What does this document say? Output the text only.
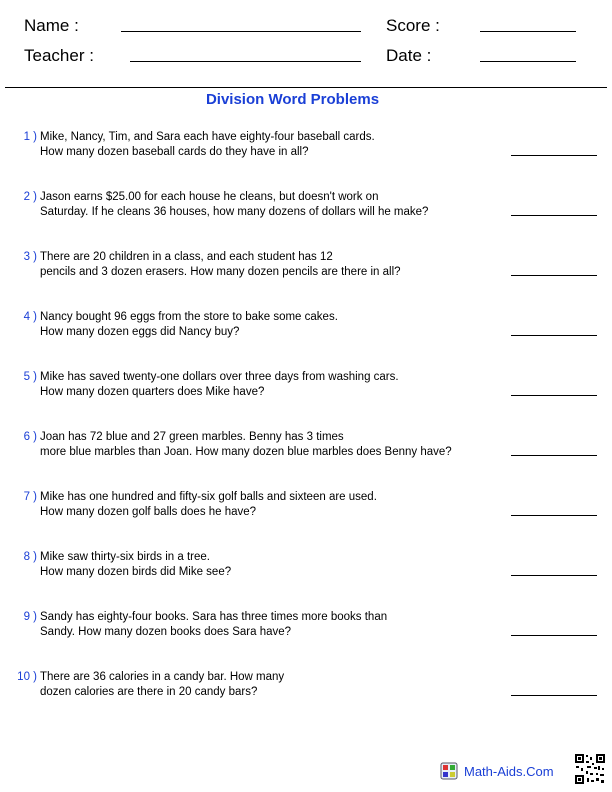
Name :	Score :
Teacher :	Date :
Division Word Problems
1 ) Mike, Nancy, Tim, and Sara each have eighty-four baseball cards.
How many dozen baseball cards do they have in all?
2 ) Jason earns $25.00 for each house he cleans, but doesn't work on
Saturday. If he cleans 36 houses, how many dozens of dollars will he make?
3 ) There are 20 children in a class, and each student has 12
pencils and 3 dozen erasers. How many dozen pencils are there in all?
4 ) Nancy bought 96 eggs from the store to bake some cakes.
How many dozen eggs did Nancy buy?
5 ) Mike has saved twenty-one dollars over three days from washing cars.
How many dozen quarters does Mike have?
6 ) Joan has 72 blue and 27 green marbles. Benny has 3 times
more blue marbles than Joan. How many dozen blue marbles does Benny have?
7 ) Mike has one hundred and fifty-six golf balls and sixteen are used.
How many dozen golf balls does he have?
8 ) Mike saw thirty-six birds in a tree.
How many dozen birds did Mike see?
9 ) Sandy has eighty-four books. Sara has three times more books than
Sandy. How many dozen books does Sara have?
10 ) There are 36 calories in a candy bar. How many
dozen calories are there in 20 candy bars?
Math-Aids.Com
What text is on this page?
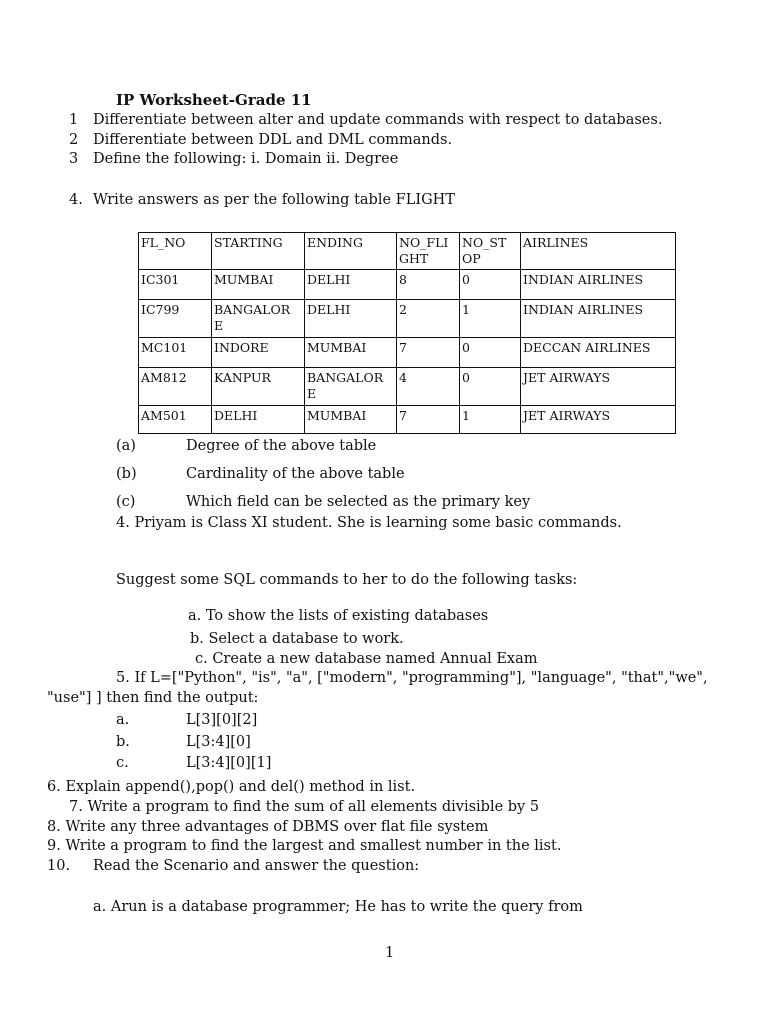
IP Worksheet-Grade 11
1 Differentiate between alter and update commands with respect to databases.
2 Differentiate between DDL and DML commands.
3 Define the following: i. Domain ii. Degree
4. Write answers as per the following table FLIGHT
FL_NO	STARTING	ENDING	NO_FLI GHT	NO_ST OP	AIRLINES
IC301	MUMBAI	DELHI	8	0	INDIAN AIRLINES
IC799	BANGALOR E	DELHI	2	1	INDIAN AIRLINES
MC101	INDORE	MUMBAI	7	0	DECCAN AIRLINES
AM812	KANPUR	BANGALOR E	4	0	JET AIRWAYS
AM501	DELHI	MUMBAI	7	1	JET AIRWAYS
(a)	Degree of the above table
(b)	Cardinality of the above table
(c)	Which field can be selected as the primary key
4. Priyam is Class XI student. She is learning some basic commands.
Suggest some SQL commands to her to do the following tasks:
a. To show the lists of existing databases
b. Select a database to work.
c. Create a new database named Annual Exam
5. If L=["Python", "is", "a", ["modern", "programming"], "language", "that","we",
"use"] ] then find the output:
a.	L[3][0][2]
b.	L[3:4][0]
c.	L[3:4][0][1]
6. Explain append(),pop() and del() method in list.
7. Write a program to find the sum of all elements divisible by 5
8. Write any three advantages of DBMS over flat file system
9. Write a program to find the largest and smallest number in the list.
10. Read the Scenario and answer the question:
a. Arun is a database programmer; He has to write the query from
1
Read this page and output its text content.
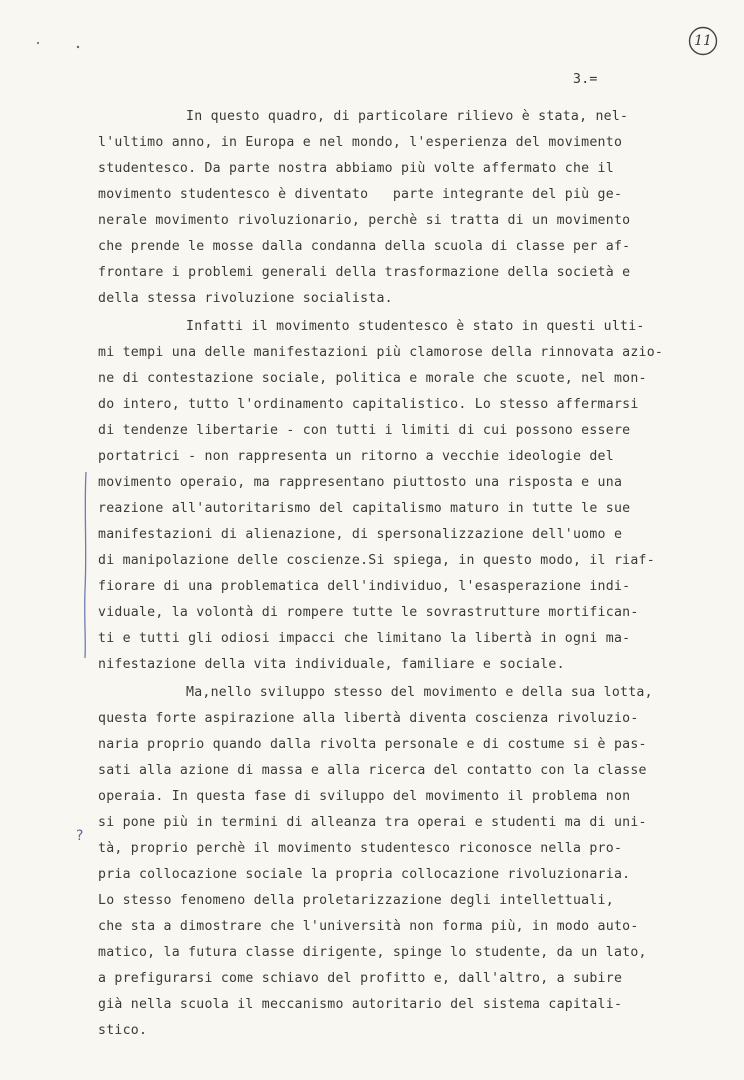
11
3.=
?
In questo quadro, di particolare rilievo è stata, nel-
l'ultimo anno, in Europa e nel mondo, l'esperienza del movimento
studentesco. Da parte nostra abbiamo più volte affermato che il
movimento studentesco è diventato   parte integrante del più ge-
nerale movimento rivoluzionario, perchè si tratta di un movimento
che prende le mosse dalla condanna della scuola di classe per af-
frontare i problemi generali della trasformazione della società e
della stessa rivoluzione socialista.
Infatti il movimento studentesco è stato in questi ulti-
mi tempi una delle manifestazioni più clamorose della rinnovata azio-
ne di contestazione sociale, politica e morale che scuote, nel mon-
do intero, tutto l'ordinamento capitalistico. Lo stesso affermarsi
di tendenze libertarie - con tutti i limiti di cui possono essere
portatrici - non rappresenta un ritorno a vecchie ideologie del
movimento operaio, ma rappresentano piuttosto una risposta e una
reazione all'autoritarismo del capitalismo maturo in tutte le sue
manifestazioni di alienazione, di spersonalizzazione dell'uomo e
di manipolazione delle coscienze.Si spiega, in questo modo, il riaf-
fiorare di una problematica dell'individuo, l'esasperazione indi-
viduale, la volontà di rompere tutte le sovrastrutture mortifican-
ti e tutti gli odiosi impacci che limitano la libertà in ogni ma-
nifestazione della vita individuale, familiare e sociale.
Ma,nello sviluppo stesso del movimento e della sua lotta,
questa forte aspirazione alla libertà diventa coscienza rivoluzio-
naria proprio quando dalla rivolta personale e di costume si è pas-
sati alla azione di massa e alla ricerca del contatto con la classe
operaia. In questa fase di sviluppo del movimento il problema non
si pone più in termini di alleanza tra operai e studenti ma di uni-
tà, proprio perchè il movimento studentesco riconosce nella pro-
pria collocazione sociale la propria collocazione rivoluzionaria.
Lo stesso fenomeno della proletarizzazione degli intellettuali,
che sta a dimostrare che l'università non forma più, in modo auto-
matico, la futura classe dirigente, spinge lo studente, da un lato,
a prefigurarsi come schiavo del profitto e, dall'altro, a subire
già nella scuola il meccanismo autoritario del sistema capitali-
stico.
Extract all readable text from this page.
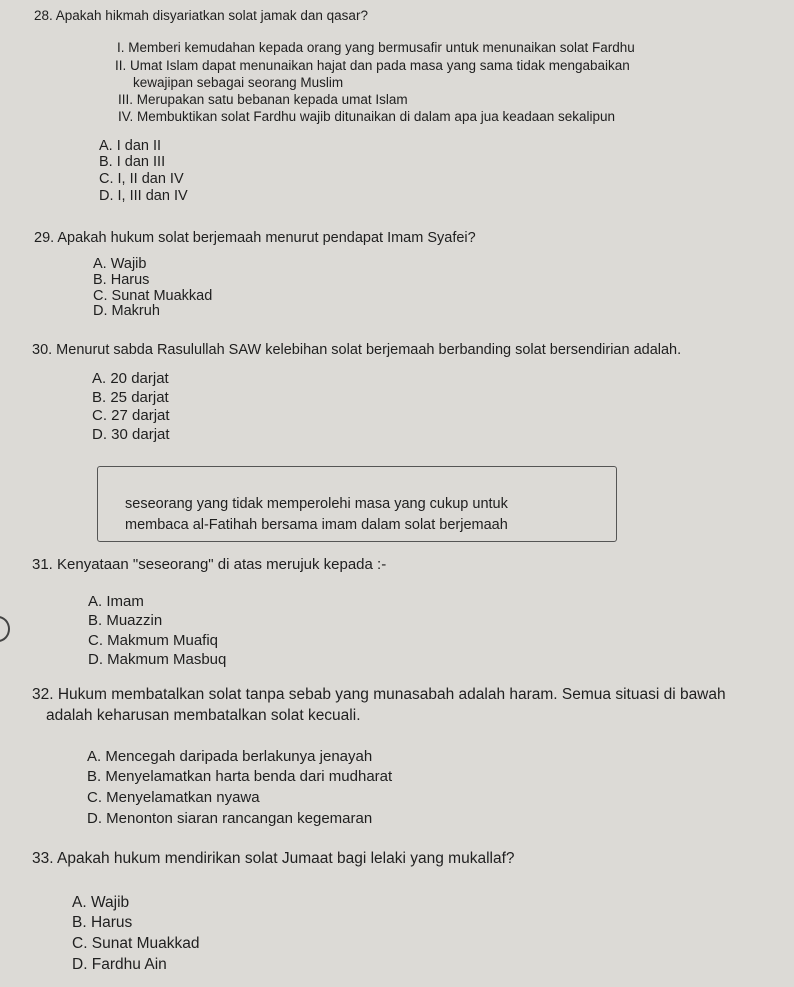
28. Apakah hikmah disyariatkan solat jamak dan qasar?
I. Memberi kemudahan kepada orang yang bermusafir untuk menunaikan solat Fardhu
II. Umat Islam dapat menunaikan hajat dan pada masa yang sama tidak mengabaikan
kewajipan sebagai seorang Muslim
III. Merupakan satu bebanan kepada umat Islam
IV. Membuktikan solat Fardhu wajib ditunaikan di dalam apa jua keadaan sekalipun
A. I dan II
B. I dan III
C. I, II dan IV
D. I, III dan IV
29. Apakah hukum solat berjemaah menurut pendapat Imam Syafei?
A. Wajib
B. Harus
C. Sunat Muakkad
D. Makruh
30. Menurut sabda Rasulullah SAW kelebihan solat berjemaah berbanding solat bersendirian adalah.
A. 20 darjat
B. 25 darjat
C. 27 darjat
D. 30 darjat
seseorang yang tidak memperolehi masa yang cukup untuk
membaca al-Fatihah bersama imam dalam solat berjemaah
31. Kenyataan "seseorang" di atas merujuk kepada :-
A. Imam
B. Muazzin
C. Makmum Muafiq
D. Makmum Masbuq
32. Hukum membatalkan solat tanpa sebab yang munasabah adalah haram. Semua situasi di bawah
adalah keharusan membatalkan solat kecuali.
A. Mencegah daripada berlakunya jenayah
B. Menyelamatkan harta benda dari mudharat
C. Menyelamatkan nyawa
D. Menonton siaran rancangan kegemaran
33. Apakah hukum mendirikan solat Jumaat bagi lelaki yang mukallaf?
A. Wajib
B. Harus
C. Sunat Muakkad
D. Fardhu Ain
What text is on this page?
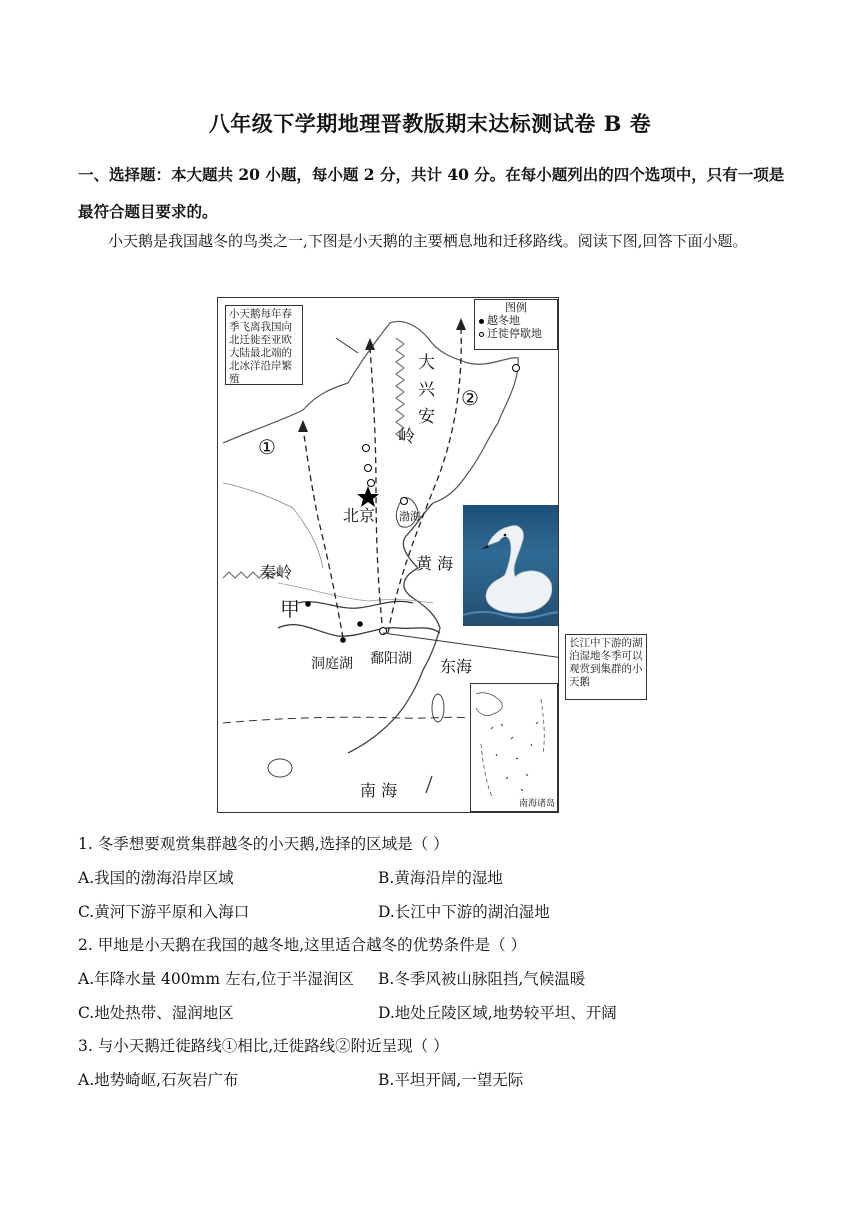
八年级下学期地理晋教版期末达标测试卷 B 卷
一、选择题：本大题共 20 小题，每小题 2 分，共计 40 分。在每小题列出的四个选项中，只有一项是最符合题目要求的。
小天鹅是我国越冬的鸟类之一,下图是小天鹅的主要栖息地和迁移路线。阅读下图,回答下面小题。
①
②
大
兴
安
岭
北京 渤海
黄 海
秦岭
甲
洞庭湖 鄱阳湖 东海
南 海
小天鹅每年春季飞离我国向北迁徙至亚欧大陆最北端的北冰洋沿岸繁殖
长江中下游的湖泊湿地冬季可以观赏到集群的小天鹅
图例
越冬地
迁徙停歇地
南海诸岛
1. 冬季想要观赏集群越冬的小天鹅,选择的区域是（ ）
A.我国的渤海沿岸区域	B.黄海沿岸的湿地
C.黄河下游平原和入海口	D.长江中下游的湖泊湿地
2. 甲地是小天鹅在我国的越冬地,这里适合越冬的优势条件是（ ）
A.年降水量 400mm 左右,位于半湿润区 B.冬季风被山脉阻挡,气候温暖
C.地处热带、湿润地区	D.地处丘陵区域,地势较平坦、开阔
3. 与小天鹅迁徙路线①相比,迁徙路线②附近呈现（ ）
A.地势崎岖,石灰岩广布	B.平坦开阔,一望无际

-- Description of the task --
Copy each line above precisely, dropping the pictures.

-- Task solution --
What does this document say? Output the text only.
Name :	Score :
Teacher :	Date :
Division Word Problems
1 ) Mike, Nancy, Tim, and Sara each have eighty-four baseball cards.
How many dozen baseball cards do they have in all?
2 ) Jason earns $25.00 for each house he cleans, but doesn't work on
Saturday. If he cleans 36 houses, how many dozens of dollars will he make?
3 ) There are 20 children in a class, and each student has 12
pencils and 3 dozen erasers. How many dozen pencils are there in all?
4 ) Nancy bought 96 eggs from the store to bake some cakes.
How many dozen eggs did Nancy buy?
5 ) Mike has saved twenty-one dollars over three days from washing cars.
How many dozen quarters does Mike have?
6 ) Joan has 72 blue and 27 green marbles. Benny has 3 times
more blue marbles than Joan. How many dozen blue marbles does Benny have?
7 ) Mike has one hundred and fifty-six golf balls and sixteen are used.
How many dozen golf balls does he have?
8 ) Mike saw thirty-six birds in a tree.
How many dozen birds did Mike see?
9 ) Sandy has eighty-four books. Sara has three times more books than
Sandy. How many dozen books does Sara have?
10 ) There are 36 calories in a candy bar. How many
dozen calories are there in 20 candy bars?
Math-Aids.Com
What text is on this page?
IP Worksheet-Grade 11
1 Differentiate between alter and update commands with respect to databases.
2 Differentiate between DDL and DML commands.
3 Define the following: i. Domain ii. Degree
4. Write answers as per the following table FLIGHT
FL_NO	STARTING	ENDING	NO_FLI GHT	NO_ST OP	AIRLINES
IC301	MUMBAI	DELHI	8	0	INDIAN AIRLINES
IC799	BANGALOR E	DELHI	2	1	INDIAN AIRLINES
MC101	INDORE	MUMBAI	7	0	DECCAN AIRLINES
AM812	KANPUR	BANGALOR E	4	0	JET AIRWAYS
AM501	DELHI	MUMBAI	7	1	JET AIRWAYS
(a)	Degree of the above table
(b)	Cardinality of the above table
(c)	Which field can be selected as the primary key
4. Priyam is Class XI student. She is learning some basic commands.
Suggest some SQL commands to her to do the following tasks:
a. To show the lists of existing databases
b. Select a database to work.
c. Create a new database named Annual Exam
5. If L=["Python", "is", "a", ["modern", "programming"], "language", "that","we",
"use"] ] then find the output:
a.	L[3][0][2]
b.	L[3:4][0]
c.	L[3:4][0][1]
6. Explain append(),pop() and del() method in list.
7. Write a program to find the sum of all elements divisible by 5
8. Write any three advantages of DBMS over flat file system
9. Write a program to find the largest and smallest number in the list.
10. Read the Scenario and answer the question:
a. Arun is a database programmer; He has to write the query from
1
Read this page and output its text content.
11
3.=
?
In questo quadro, di particolare rilievo è stata, nel-
l'ultimo anno, in Europa e nel mondo, l'esperienza del movimento
studentesco. Da parte nostra abbiamo più volte affermato che il
movimento studentesco è diventato   parte integrante del più ge-
nerale movimento rivoluzionario, perchè si tratta di un movimento
che prende le mosse dalla condanna della scuola di classe per af-
frontare i problemi generali della trasformazione della società e
della stessa rivoluzione socialista.
Infatti il movimento studentesco è stato in questi ulti-
mi tempi una delle manifestazioni più clamorose della rinnovata azio-
ne di contestazione sociale, politica e morale che scuote, nel mon-
do intero, tutto l'ordinamento capitalistico. Lo stesso affermarsi
di tendenze libertarie - con tutti i limiti di cui possono essere
portatrici - non rappresenta un ritorno a vecchie ideologie del
movimento operaio, ma rappresentano piuttosto una risposta e una
reazione all'autoritarismo del capitalismo maturo in tutte le sue
manifestazioni di alienazione, di spersonalizzazione dell'uomo e
di manipolazione delle coscienze.Si spiega, in questo modo, il riaf-
fiorare di una problematica dell'individuo, l'esasperazione indi-
viduale, la volontà di rompere tutte le sovrastrutture mortifican-
ti e tutti gli odiosi impacci che limitano la libertà in ogni ma-
nifestazione della vita individuale, familiare e sociale.
Ma,nello sviluppo stesso del movimento e della sua lotta,
questa forte aspirazione alla libertà diventa coscienza rivoluzio-
naria proprio quando dalla rivolta personale e di costume si è pas-
sati alla azione di massa e alla ricerca del contatto con la classe
operaia. In questa fase di sviluppo del movimento il problema non
si pone più in termini di alleanza tra operai e studenti ma di uni-
tà, proprio perchè il movimento studentesco riconosce nella pro-
pria collocazione sociale la propria collocazione rivoluzionaria.
Lo stesso fenomeno della proletarizzazione degli intellettuali,
che sta a dimostrare che l'università non forma più, in modo auto-
matico, la futura classe dirigente, spinge lo studente, da un lato,
a prefigurarsi come schiavo del profitto e, dall'altro, a subire
già nella scuola il meccanismo autoritario del sistema capitali-
stico.
Extract all readable text from this page.
28. Apakah hikmah disyariatkan solat jamak dan qasar?
I. Memberi kemudahan kepada orang yang bermusafir untuk menunaikan solat Fardhu
II. Umat Islam dapat menunaikan hajat dan pada masa yang sama tidak mengabaikan
kewajipan sebagai seorang Muslim
III. Merupakan satu bebanan kepada umat Islam
IV. Membuktikan solat Fardhu wajib ditunaikan di dalam apa jua keadaan sekalipun
A. I dan II
B. I dan III
C. I, II dan IV
D. I, III dan IV
29. Apakah hukum solat berjemaah menurut pendapat Imam Syafei?
A. Wajib
B. Harus
C. Sunat Muakkad
D. Makruh
30. Menurut sabda Rasulullah SAW kelebihan solat berjemaah berbanding solat bersendirian adalah.
A. 20 darjat
B. 25 darjat
C. 27 darjat
D. 30 darjat
seseorang yang tidak memperolehi masa yang cukup untuk
membaca al-Fatihah bersama imam dalam solat berjemaah
31. Kenyataan "seseorang" di atas merujuk kepada :-
A. Imam
B. Muazzin
C. Makmum Muafiq
D. Makmum Masbuq
32. Hukum membatalkan solat tanpa sebab yang munasabah adalah haram. Semua situasi di bawah
adalah keharusan membatalkan solat kecuali.
A. Mencegah daripada berlakunya jenayah
B. Menyelamatkan harta benda dari mudharat
C. Menyelamatkan nyawa
D. Menonton siaran rancangan kegemaran
33. Apakah hukum mendirikan solat Jumaat bagi lelaki yang mukallaf?
A. Wajib
B. Harus
C. Sunat Muakkad
D. Fardhu Ain
What text is on this page?
八年级下学期地理晋教版期末达标测试卷 B 卷
一、选择题：本大题共 20 小题，每小题 2 分，共计 40 分。在每小题列出的四个选项中，只有一项是最符合题目要求的。
小天鹅是我国越冬的鸟类之一,下图是小天鹅的主要栖息地和迁移路线。阅读下图,回答下面小题。
①
②
大
兴
安
岭
北京 渤海
黄 海
秦岭
甲
洞庭湖 鄱阳湖 东海
南 海
小天鹅每年春季飞离我国向北迁徙至亚欧大陆最北端的北冰洋沿岸繁殖
长江中下游的湖泊湿地冬季可以观赏到集群的小天鹅
图例
越冬地
迁徙停歇地
南海诸岛
1. 冬季想要观赏集群越冬的小天鹅,选择的区域是（ ）
A.我国的渤海沿岸区域	B.黄海沿岸的湿地
C.黄河下游平原和入海口	D.长江中下游的湖泊湿地
2. 甲地是小天鹅在我国的越冬地,这里适合越冬的优势条件是（ ）
A.年降水量 400mm 左右,位于半湿润区 B.冬季风被山脉阻挡,气候温暖
C.地处热带、湿润地区	D.地处丘陵区域,地势较平坦、开阔
3. 与小天鹅迁徙路线①相比,迁徙路线②附近呈现（ ）
A.地势崎岖,石灰岩广布	B.平坦开阔,一望无际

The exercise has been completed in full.